▸ Short exercise
Search the listing below for the string "Long" and show each line that contains it.

# Start of Record excerpts

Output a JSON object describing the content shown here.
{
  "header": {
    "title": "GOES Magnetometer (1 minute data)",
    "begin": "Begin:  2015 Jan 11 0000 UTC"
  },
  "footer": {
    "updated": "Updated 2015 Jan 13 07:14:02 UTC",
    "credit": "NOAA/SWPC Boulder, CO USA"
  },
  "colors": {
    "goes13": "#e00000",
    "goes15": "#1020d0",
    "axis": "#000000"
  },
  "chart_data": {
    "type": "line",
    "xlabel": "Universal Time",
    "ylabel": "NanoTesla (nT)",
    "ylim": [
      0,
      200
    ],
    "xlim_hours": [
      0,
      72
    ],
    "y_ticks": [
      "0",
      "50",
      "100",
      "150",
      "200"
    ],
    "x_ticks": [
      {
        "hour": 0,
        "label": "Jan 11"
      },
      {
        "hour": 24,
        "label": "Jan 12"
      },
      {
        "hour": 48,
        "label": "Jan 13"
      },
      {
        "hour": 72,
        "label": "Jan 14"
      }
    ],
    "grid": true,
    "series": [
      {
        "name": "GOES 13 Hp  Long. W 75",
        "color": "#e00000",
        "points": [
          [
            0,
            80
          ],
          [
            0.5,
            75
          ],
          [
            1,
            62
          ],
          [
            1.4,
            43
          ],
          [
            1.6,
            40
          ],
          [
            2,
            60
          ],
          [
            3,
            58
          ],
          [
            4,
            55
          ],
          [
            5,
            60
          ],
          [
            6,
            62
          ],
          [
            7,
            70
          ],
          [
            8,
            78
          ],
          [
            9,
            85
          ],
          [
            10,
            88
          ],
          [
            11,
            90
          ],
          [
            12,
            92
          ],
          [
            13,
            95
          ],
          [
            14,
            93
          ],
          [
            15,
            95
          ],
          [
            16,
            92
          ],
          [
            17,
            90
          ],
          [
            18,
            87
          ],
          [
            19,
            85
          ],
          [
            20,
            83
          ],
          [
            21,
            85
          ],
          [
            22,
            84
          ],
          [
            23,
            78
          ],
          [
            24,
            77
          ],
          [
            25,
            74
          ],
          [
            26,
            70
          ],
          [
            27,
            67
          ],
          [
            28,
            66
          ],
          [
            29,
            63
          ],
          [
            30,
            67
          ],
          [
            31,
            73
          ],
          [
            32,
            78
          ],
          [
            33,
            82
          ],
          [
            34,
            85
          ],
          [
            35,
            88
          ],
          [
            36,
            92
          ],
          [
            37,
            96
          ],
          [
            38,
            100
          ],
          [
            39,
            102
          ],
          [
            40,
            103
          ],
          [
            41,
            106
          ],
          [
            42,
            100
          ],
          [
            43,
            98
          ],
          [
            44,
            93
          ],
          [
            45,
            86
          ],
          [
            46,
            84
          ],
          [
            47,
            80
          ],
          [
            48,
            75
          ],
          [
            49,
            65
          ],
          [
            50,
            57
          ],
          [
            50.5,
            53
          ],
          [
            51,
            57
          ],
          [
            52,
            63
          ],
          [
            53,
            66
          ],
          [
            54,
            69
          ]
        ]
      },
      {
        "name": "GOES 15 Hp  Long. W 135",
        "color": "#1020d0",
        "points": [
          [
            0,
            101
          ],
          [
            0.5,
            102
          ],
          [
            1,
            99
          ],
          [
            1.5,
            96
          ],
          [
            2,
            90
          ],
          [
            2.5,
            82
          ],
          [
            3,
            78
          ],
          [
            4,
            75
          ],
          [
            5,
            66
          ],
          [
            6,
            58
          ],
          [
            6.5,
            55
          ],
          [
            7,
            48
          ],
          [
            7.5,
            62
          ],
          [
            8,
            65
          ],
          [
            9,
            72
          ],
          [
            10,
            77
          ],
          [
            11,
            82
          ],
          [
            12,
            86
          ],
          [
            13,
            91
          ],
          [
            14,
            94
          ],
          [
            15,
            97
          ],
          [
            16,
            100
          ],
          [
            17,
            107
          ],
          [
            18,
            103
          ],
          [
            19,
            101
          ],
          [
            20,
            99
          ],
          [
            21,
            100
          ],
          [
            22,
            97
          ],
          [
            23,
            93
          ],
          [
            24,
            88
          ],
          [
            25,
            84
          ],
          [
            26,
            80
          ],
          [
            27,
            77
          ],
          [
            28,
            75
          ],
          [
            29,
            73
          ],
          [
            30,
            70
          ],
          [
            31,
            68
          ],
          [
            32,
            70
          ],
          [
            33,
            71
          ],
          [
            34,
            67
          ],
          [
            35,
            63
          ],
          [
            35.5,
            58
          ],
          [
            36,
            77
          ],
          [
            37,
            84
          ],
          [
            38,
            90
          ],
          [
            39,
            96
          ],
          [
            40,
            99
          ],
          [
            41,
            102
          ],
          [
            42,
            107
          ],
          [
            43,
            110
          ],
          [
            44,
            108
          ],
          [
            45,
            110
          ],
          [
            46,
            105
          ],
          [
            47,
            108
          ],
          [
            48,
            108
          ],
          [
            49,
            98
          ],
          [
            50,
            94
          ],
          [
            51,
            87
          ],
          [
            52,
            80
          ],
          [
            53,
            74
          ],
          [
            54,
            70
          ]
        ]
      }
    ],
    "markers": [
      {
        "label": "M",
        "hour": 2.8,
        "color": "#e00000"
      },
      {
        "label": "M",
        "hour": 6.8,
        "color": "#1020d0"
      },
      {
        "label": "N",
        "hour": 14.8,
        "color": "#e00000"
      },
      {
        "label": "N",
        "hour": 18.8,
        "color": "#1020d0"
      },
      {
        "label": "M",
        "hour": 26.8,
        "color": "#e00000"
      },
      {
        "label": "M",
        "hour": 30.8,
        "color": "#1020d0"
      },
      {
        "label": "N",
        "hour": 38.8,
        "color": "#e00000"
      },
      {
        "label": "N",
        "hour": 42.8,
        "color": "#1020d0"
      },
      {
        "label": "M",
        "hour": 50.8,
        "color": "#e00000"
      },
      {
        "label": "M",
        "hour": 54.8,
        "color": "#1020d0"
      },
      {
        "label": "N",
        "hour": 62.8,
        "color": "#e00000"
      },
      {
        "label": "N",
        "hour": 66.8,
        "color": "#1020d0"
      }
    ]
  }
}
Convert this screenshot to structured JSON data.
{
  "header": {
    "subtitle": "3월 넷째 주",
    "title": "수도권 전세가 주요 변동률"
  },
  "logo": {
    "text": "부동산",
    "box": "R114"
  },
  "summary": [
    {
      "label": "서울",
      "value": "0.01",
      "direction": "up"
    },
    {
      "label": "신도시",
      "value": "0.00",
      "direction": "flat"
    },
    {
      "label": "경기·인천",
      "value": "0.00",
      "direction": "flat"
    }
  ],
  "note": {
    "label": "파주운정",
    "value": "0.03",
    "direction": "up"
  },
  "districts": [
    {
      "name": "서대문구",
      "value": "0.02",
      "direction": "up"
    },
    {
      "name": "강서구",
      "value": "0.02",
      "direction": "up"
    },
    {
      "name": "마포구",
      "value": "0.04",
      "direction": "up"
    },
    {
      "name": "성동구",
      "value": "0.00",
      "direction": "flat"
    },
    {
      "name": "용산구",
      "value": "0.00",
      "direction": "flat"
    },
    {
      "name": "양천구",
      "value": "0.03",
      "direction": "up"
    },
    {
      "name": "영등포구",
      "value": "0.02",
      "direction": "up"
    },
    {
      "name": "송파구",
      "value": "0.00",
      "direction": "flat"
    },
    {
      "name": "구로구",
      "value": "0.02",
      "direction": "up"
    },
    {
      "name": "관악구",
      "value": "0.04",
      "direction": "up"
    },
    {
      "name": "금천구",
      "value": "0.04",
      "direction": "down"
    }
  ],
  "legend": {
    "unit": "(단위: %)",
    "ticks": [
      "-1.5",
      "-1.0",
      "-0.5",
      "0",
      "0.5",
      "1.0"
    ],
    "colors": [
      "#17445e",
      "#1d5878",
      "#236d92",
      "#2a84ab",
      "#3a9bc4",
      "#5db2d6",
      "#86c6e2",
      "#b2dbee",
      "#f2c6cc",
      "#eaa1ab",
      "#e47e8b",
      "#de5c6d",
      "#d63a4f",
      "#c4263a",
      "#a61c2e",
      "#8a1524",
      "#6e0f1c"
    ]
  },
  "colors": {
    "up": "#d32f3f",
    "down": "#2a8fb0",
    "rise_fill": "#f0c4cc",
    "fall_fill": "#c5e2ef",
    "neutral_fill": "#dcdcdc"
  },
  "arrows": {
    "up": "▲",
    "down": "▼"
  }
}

# End of Record excerpts

▸ Solution below
        "name": "GOES 13 Hp  Long. W 75",
        "name": "GOES 15 Hp  Long. W 135",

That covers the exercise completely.